→ WHAT YOU HAVE TO DO:
Return each entry exactly, omitting nothing.

Records that describe figures
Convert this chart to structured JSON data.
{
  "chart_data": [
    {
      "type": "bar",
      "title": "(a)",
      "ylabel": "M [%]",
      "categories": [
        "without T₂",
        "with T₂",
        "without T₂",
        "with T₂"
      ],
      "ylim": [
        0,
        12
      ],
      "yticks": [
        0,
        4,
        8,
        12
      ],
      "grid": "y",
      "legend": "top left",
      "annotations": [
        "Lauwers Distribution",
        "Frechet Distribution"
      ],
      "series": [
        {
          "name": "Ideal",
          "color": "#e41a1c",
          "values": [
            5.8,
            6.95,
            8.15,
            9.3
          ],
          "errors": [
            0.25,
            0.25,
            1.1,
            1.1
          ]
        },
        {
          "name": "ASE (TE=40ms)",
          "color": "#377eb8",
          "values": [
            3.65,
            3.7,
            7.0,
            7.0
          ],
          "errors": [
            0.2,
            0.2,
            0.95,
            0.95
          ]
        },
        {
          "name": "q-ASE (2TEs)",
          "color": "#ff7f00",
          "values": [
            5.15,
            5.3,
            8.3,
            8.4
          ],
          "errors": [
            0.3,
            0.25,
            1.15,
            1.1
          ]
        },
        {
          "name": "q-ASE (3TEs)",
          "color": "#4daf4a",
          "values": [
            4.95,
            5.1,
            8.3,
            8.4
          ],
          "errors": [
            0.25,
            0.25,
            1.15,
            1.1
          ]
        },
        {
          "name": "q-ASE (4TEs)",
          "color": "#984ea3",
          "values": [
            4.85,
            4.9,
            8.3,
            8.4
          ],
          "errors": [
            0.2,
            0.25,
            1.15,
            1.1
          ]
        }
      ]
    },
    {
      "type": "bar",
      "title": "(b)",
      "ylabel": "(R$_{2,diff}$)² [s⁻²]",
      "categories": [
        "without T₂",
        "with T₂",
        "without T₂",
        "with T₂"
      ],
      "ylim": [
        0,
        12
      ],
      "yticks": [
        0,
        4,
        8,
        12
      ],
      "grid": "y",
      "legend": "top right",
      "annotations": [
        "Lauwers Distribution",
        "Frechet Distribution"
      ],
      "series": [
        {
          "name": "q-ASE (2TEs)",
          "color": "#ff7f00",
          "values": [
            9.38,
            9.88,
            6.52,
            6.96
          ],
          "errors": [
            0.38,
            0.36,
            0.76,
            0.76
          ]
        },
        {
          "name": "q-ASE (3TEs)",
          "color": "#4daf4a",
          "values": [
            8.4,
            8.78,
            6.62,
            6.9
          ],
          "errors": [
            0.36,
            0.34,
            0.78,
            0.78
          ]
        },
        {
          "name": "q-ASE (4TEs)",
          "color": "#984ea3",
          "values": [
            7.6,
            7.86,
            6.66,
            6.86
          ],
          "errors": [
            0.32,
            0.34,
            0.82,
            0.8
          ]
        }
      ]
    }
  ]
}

→ THE SOLUTION:
Convert this chart to structured JSON data.
{
  "chart_data": [
    {
      "type": "bar",
      "title": "(a)",
      "ylabel": "M [%]",
      "categories": [
        "without T₂",
        "with T₂",
        "without T₂",
        "with T₂"
      ],
      "ylim": [
        0,
        12
      ],
      "yticks": [
        0,
        4,
        8,
        12
      ],
      "grid": "y",
      "legend": "top left",
      "annotations": [
        "Lauwers Distribution",
        "Frechet Distribution"
      ],
      "series": [
        {
          "name": "Ideal",
          "color": "#e41a1c",
          "values": [
            5.8,
            6.95,
            8.15,
            9.3
          ],
          "errors": [
            0.25,
            0.25,
            1.1,
            1.1
          ]
        },
        {
          "name": "ASE (TE=40ms)",
          "color": "#377eb8",
          "values": [
            3.65,
            3.7,
            7.0,
            7.0
          ],
          "errors": [
            0.2,
            0.2,
            0.95,
            0.95
          ]
        },
        {
          "name": "q-ASE (2TEs)",
          "color": "#ff7f00",
          "values": [
            5.15,
            5.3,
            8.3,
            8.4
          ],
          "errors": [
            0.3,
            0.25,
            1.15,
            1.1
          ]
        },
        {
          "name": "q-ASE (3TEs)",
          "color": "#4daf4a",
          "values": [
            4.95,
            5.1,
            8.3,
            8.4
          ],
          "errors": [
            0.25,
            0.25,
            1.15,
            1.1
          ]
        },
        {
          "name": "q-ASE (4TEs)",
          "color": "#984ea3",
          "values": [
            4.85,
            4.9,
            8.3,
            8.4
          ],
          "errors": [
            0.2,
            0.25,
            1.15,
            1.1
          ]
        }
      ]
    },
    {
      "type": "bar",
      "title": "(b)",
      "ylabel": "(R$_{2,diff}$)² [s⁻²]",
      "categories": [
        "without T₂",
        "with T₂",
        "without T₂",
        "with T₂"
      ],
      "ylim": [
        0,
        12
      ],
      "yticks": [
        0,
        4,
        8,
        12
      ],
      "grid": "y",
      "legend": "top right",
      "annotations": [
        "Lauwers Distribution",
        "Frechet Distribution"
      ],
      "series": [
        {
          "name": "q-ASE (2TEs)",
          "color": "#ff7f00",
          "values": [
            9.38,
            9.88,
            6.52,
            6.96
          ],
          "errors": [
            0.38,
            0.36,
            0.76,
            0.76
          ]
        },
        {
          "name": "q-ASE (3TEs)",
          "color": "#4daf4a",
          "values": [
            8.4,
            8.78,
            6.62,
            6.9
          ],
          "errors": [
            0.36,
            0.34,
            0.78,
            0.78
          ]
        },
        {
          "name": "q-ASE (4TEs)",
          "color": "#984ea3",
          "values": [
            7.6,
            7.86,
            6.66,
            6.86
          ],
          "errors": [
            0.32,
            0.34,
            0.82,
            0.8
          ]
        }
      ]
    }
  ]
}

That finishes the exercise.